WHAT IS ASKED:
Repeat every entry word for word, but leave the images out of your copy.

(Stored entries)
######
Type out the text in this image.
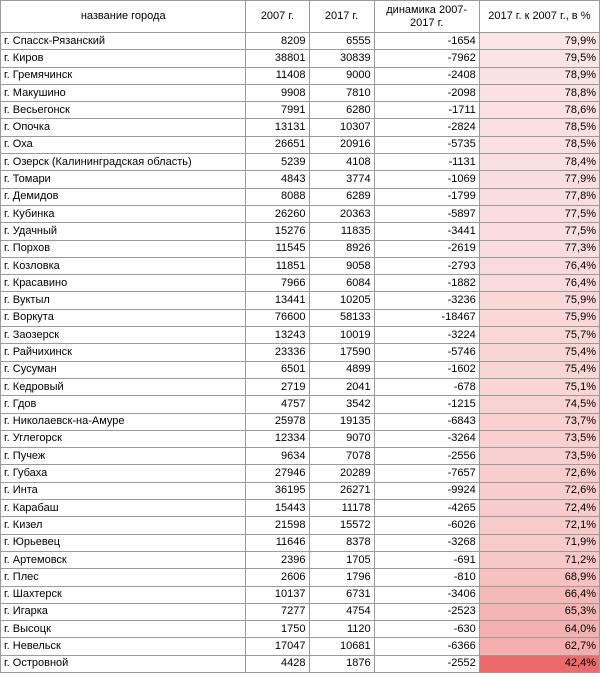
название города	2007 г.	2017 г.	динамика 2007-2017 г.	2017 г. к 2007 г., в %
г. Спасск-Рязанский	8209	6555	-1654	79,9%
г. Киров	38801	30839	-7962	79,5%
г. Гремячинск	11408	9000	-2408	78,9%
г. Макушино	9908	7810	-2098	78,8%
г. Весьегонск	7991	6280	-1711	78,6%
г. Опочка	13131	10307	-2824	78,5%
г. Оха	26651	20916	-5735	78,5%
г. Озерск (Калининградская область)	5239	4108	-1131	78,4%
г. Томари	4843	3774	-1069	77,9%
г. Демидов	8088	6289	-1799	77,8%
г. Кубинка	26260	20363	-5897	77,5%
г. Удачный	15276	11835	-3441	77,5%
г. Порхов	11545	8926	-2619	77,3%
г. Козловка	11851	9058	-2793	76,4%
г. Красавино	7966	6084	-1882	76,4%
г. Вуктыл	13441	10205	-3236	75,9%
г. Воркута	76600	58133	-18467	75,9%
г. Заозерск	13243	10019	-3224	75,7%
г. Райчихинск	23336	17590	-5746	75,4%
г. Сусуман	6501	4899	-1602	75,4%
г. Кедровый	2719	2041	-678	75,1%
г. Гдов	4757	3542	-1215	74,5%
г. Николаевск-на-Амуре	25978	19135	-6843	73,7%
г. Углегорск	12334	9070	-3264	73,5%
г. Пучеж	9634	7078	-2556	73,5%
г. Губаха	27946	20289	-7657	72,6%
г. Инта	36195	26271	-9924	72,6%
г. Карабаш	15443	11178	-4265	72,4%
г. Кизел	21598	15572	-6026	72,1%
г. Юрьевец	11646	8378	-3268	71,9%
г. Артемовск	2396	1705	-691	71,2%
г. Плес	2606	1796	-810	68,9%
г. Шахтерск	10137	6731	-3406	66,4%
г. Игарка	7277	4754	-2523	65,3%
г. Высоцк	1750	1120	-630	64,0%
г. Невельск	17047	10681	-6366	62,7%
г. Островной	4428	1876	-2552	42,4%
######
WRITTEN RESPONSE:
Type out the text in this image.
название города	2007 г.	2017 г.	динамика 2007-2017 г.	2017 г. к 2007 г., в %
г. Спасск-Рязанский	8209	6555	-1654	79,9%
г. Киров	38801	30839	-7962	79,5%
г. Гремячинск	11408	9000	-2408	78,9%
г. Макушино	9908	7810	-2098	78,8%
г. Весьегонск	7991	6280	-1711	78,6%
г. Опочка	13131	10307	-2824	78,5%
г. Оха	26651	20916	-5735	78,5%
г. Озерск (Калининградская область)	5239	4108	-1131	78,4%
г. Томари	4843	3774	-1069	77,9%
г. Демидов	8088	6289	-1799	77,8%
г. Кубинка	26260	20363	-5897	77,5%
г. Удачный	15276	11835	-3441	77,5%
г. Порхов	11545	8926	-2619	77,3%
г. Козловка	11851	9058	-2793	76,4%
г. Красавино	7966	6084	-1882	76,4%
г. Вуктыл	13441	10205	-3236	75,9%
г. Воркута	76600	58133	-18467	75,9%
г. Заозерск	13243	10019	-3224	75,7%
г. Райчихинск	23336	17590	-5746	75,4%
г. Сусуман	6501	4899	-1602	75,4%
г. Кедровый	2719	2041	-678	75,1%
г. Гдов	4757	3542	-1215	74,5%
г. Николаевск-на-Амуре	25978	19135	-6843	73,7%
г. Углегорск	12334	9070	-3264	73,5%
г. Пучеж	9634	7078	-2556	73,5%
г. Губаха	27946	20289	-7657	72,6%
г. Инта	36195	26271	-9924	72,6%
г. Карабаш	15443	11178	-4265	72,4%
г. Кизел	21598	15572	-6026	72,1%
г. Юрьевец	11646	8378	-3268	71,9%
г. Артемовск	2396	1705	-691	71,2%
г. Плес	2606	1796	-810	68,9%
г. Шахтерск	10137	6731	-3406	66,4%
г. Игарка	7277	4754	-2523	65,3%
г. Высоцк	1750	1120	-630	64,0%
г. Невельск	17047	10681	-6366	62,7%
г. Островной	4428	1876	-2552	42,4%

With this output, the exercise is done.